■ Work required
Look through the listing below and give the number of lines that hold "résidence". Say nothing more.
◇ ◇ ◇
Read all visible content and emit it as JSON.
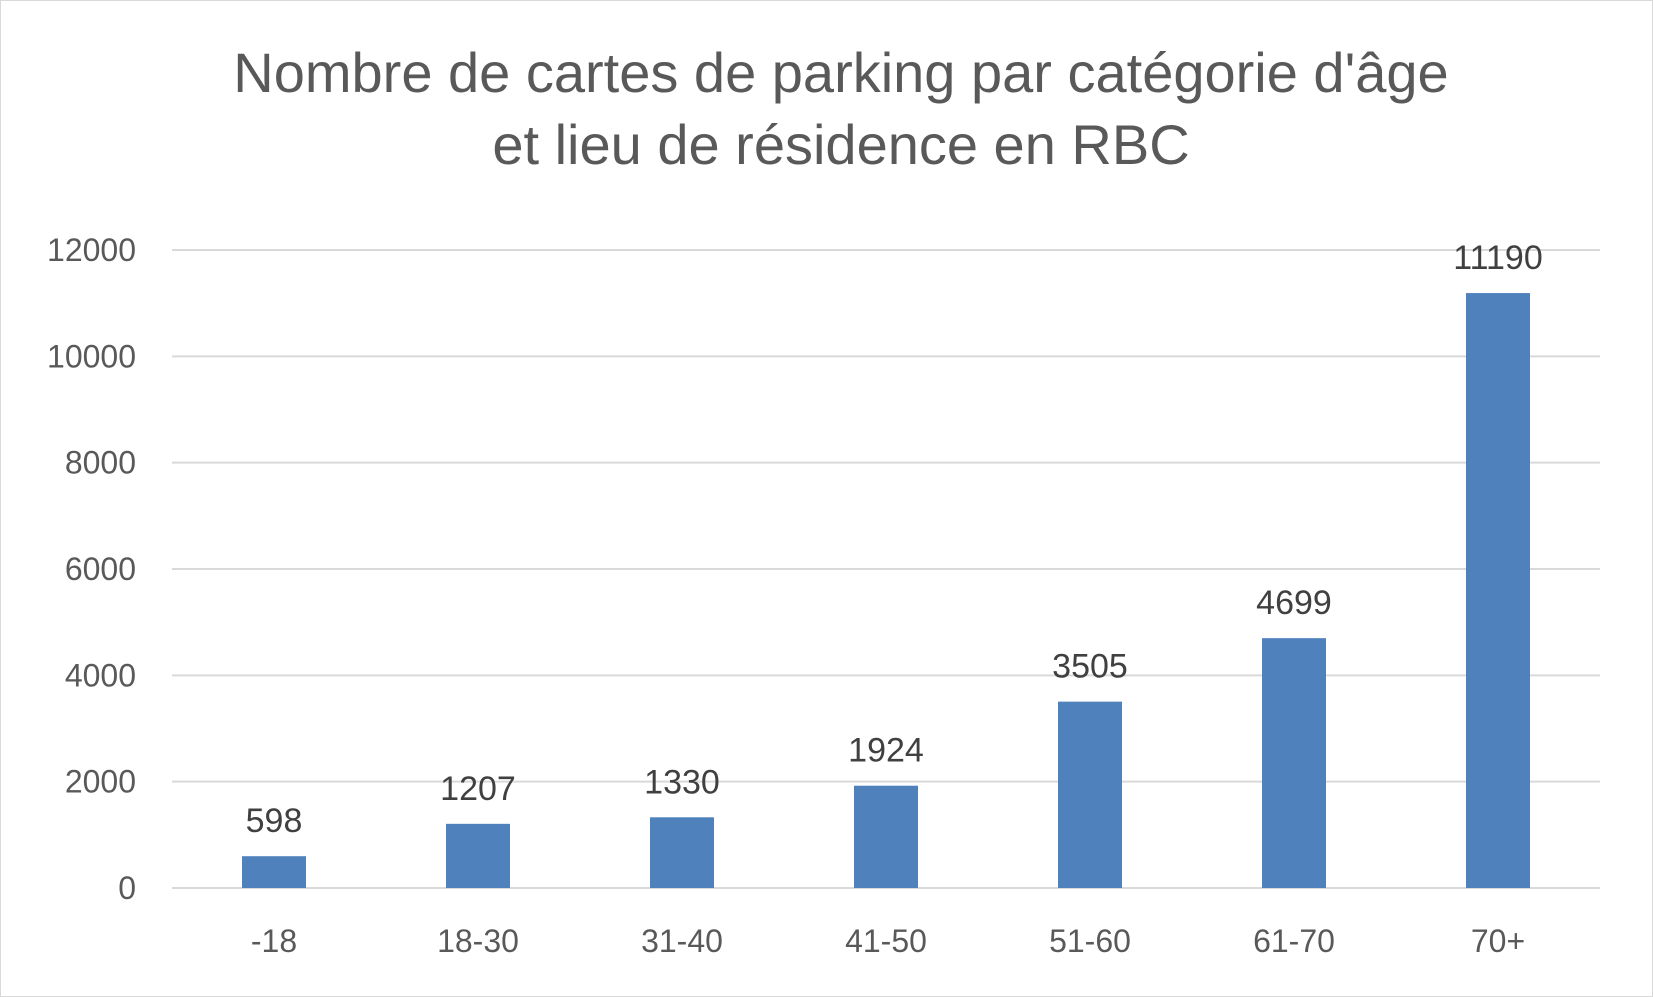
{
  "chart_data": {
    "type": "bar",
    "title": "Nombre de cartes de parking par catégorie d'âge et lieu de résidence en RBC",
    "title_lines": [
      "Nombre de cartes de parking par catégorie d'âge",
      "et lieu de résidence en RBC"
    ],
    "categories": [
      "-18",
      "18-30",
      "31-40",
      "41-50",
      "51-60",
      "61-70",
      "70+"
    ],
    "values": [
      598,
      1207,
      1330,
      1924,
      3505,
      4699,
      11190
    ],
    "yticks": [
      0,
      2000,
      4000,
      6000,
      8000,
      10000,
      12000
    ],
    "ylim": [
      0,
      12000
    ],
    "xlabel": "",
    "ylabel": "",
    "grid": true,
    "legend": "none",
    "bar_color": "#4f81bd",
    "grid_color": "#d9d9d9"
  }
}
◇ ◇ ◇
■ Response to this exercise
2